*WORK TO DO*:
Find the string "年度指标" in the records. Copy every line it appears in.

====

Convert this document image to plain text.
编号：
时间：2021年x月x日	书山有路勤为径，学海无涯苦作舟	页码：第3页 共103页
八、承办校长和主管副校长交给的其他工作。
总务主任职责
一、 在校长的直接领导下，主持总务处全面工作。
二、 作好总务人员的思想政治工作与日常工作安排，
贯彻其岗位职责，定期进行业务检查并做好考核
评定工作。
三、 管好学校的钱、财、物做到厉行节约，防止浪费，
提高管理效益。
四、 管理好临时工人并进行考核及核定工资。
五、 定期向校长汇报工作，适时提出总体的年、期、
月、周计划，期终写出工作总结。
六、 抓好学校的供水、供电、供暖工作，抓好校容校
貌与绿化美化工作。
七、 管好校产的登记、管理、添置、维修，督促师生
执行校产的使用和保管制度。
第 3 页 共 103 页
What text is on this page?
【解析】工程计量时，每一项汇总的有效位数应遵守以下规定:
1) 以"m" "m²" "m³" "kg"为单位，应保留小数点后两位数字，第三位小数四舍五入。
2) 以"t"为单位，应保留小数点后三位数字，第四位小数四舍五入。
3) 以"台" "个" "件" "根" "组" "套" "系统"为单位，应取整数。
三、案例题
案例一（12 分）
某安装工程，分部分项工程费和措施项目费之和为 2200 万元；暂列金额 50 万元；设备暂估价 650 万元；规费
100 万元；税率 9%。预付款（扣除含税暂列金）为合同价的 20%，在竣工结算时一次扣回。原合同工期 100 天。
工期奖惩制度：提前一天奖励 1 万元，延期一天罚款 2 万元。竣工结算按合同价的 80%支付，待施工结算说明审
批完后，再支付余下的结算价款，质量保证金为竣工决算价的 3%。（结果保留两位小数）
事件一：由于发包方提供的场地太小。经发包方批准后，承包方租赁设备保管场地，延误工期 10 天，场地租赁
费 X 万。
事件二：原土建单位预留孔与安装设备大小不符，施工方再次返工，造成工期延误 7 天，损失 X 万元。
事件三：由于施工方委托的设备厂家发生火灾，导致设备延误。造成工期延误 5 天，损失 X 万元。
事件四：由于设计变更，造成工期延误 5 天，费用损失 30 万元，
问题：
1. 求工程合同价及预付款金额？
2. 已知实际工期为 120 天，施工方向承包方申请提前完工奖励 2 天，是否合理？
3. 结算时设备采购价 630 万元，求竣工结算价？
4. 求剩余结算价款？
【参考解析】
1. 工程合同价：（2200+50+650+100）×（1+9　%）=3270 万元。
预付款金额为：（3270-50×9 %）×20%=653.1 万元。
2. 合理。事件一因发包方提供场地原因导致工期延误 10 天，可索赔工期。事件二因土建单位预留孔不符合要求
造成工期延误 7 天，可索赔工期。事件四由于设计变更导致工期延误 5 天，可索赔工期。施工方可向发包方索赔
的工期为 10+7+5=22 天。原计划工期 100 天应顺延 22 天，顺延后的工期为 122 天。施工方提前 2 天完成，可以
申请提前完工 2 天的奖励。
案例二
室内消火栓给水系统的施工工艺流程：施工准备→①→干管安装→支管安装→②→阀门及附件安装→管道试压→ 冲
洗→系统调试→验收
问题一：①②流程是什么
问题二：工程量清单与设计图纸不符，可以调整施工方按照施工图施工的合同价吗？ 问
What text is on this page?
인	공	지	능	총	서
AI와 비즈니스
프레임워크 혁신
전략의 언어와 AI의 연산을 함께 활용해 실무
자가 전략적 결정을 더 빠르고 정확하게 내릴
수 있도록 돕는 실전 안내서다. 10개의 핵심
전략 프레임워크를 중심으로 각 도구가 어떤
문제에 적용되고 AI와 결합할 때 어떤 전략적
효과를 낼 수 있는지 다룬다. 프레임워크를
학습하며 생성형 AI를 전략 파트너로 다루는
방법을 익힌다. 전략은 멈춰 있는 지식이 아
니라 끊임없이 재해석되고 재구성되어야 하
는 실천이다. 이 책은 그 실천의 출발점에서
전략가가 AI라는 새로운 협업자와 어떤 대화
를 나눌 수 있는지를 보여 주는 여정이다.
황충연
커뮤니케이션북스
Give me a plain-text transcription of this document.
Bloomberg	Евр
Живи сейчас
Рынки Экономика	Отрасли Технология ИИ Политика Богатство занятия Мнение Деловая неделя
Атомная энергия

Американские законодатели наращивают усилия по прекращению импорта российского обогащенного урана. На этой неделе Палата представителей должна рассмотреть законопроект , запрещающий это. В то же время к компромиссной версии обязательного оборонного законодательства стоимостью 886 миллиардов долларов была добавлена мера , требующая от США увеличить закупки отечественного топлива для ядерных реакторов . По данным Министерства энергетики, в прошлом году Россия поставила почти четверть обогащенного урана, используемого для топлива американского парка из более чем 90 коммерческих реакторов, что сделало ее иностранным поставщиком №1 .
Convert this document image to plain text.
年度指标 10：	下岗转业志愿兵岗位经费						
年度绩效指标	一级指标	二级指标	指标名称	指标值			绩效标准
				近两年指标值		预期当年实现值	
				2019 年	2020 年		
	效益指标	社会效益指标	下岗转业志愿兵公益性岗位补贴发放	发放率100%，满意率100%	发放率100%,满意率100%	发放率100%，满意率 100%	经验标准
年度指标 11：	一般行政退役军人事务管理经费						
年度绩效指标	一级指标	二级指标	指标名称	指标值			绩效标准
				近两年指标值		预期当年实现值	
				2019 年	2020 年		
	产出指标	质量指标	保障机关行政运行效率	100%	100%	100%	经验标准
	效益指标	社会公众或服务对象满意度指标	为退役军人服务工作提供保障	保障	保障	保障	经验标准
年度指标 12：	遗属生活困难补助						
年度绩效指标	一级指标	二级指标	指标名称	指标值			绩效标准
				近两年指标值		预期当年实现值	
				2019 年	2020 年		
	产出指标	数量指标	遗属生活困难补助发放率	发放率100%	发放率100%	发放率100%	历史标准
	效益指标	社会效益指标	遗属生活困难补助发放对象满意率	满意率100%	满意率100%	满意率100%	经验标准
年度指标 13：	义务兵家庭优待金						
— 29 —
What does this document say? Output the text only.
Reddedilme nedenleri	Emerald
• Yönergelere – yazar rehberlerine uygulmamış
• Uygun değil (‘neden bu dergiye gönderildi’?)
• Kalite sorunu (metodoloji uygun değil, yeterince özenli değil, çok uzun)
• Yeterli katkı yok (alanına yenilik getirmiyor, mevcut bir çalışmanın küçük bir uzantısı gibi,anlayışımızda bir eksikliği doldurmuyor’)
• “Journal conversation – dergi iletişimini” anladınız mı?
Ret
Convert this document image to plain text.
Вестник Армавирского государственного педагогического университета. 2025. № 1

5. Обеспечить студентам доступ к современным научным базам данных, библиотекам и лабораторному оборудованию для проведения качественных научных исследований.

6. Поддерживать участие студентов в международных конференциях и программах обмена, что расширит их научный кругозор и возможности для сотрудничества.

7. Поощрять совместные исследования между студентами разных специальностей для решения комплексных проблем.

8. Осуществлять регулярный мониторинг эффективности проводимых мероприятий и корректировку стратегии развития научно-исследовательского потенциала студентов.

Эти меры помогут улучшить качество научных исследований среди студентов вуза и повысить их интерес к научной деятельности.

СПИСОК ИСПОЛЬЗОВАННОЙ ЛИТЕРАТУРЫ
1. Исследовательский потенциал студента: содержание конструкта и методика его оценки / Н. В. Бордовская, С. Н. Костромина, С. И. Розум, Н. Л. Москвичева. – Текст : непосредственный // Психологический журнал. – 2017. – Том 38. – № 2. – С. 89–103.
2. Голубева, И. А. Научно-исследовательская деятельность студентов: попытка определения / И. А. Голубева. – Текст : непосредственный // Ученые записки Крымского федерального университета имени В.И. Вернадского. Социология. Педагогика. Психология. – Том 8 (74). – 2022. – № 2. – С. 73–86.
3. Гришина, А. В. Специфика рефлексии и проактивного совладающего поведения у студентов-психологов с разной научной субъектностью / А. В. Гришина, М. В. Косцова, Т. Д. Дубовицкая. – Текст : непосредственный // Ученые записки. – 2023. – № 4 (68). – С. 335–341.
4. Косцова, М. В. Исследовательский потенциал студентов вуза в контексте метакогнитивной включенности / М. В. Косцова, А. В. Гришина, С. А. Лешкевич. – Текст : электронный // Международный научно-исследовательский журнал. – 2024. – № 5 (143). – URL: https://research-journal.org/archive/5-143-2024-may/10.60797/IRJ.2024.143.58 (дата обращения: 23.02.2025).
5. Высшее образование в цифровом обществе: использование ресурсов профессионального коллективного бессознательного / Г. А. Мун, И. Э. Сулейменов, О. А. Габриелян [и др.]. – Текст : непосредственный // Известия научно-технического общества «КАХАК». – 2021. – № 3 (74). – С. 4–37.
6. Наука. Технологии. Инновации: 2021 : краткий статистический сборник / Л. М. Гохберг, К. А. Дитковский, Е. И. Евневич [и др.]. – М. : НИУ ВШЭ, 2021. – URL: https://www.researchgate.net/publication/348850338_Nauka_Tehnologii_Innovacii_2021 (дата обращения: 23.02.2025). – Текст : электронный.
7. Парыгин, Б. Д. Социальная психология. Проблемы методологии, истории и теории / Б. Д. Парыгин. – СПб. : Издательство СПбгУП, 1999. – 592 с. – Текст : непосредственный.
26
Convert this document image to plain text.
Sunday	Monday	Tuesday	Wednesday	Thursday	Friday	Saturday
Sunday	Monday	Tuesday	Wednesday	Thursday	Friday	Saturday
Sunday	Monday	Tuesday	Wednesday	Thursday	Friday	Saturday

====

*RESULT FOR THIS TASK*:
年度指标 10：	下岗转业志愿兵岗位经费						
年度指标 11：	一般行政退役军人事务管理经费						
年度指标 12：	遗属生活困难补助						
年度指标 13：	义务兵家庭优待金						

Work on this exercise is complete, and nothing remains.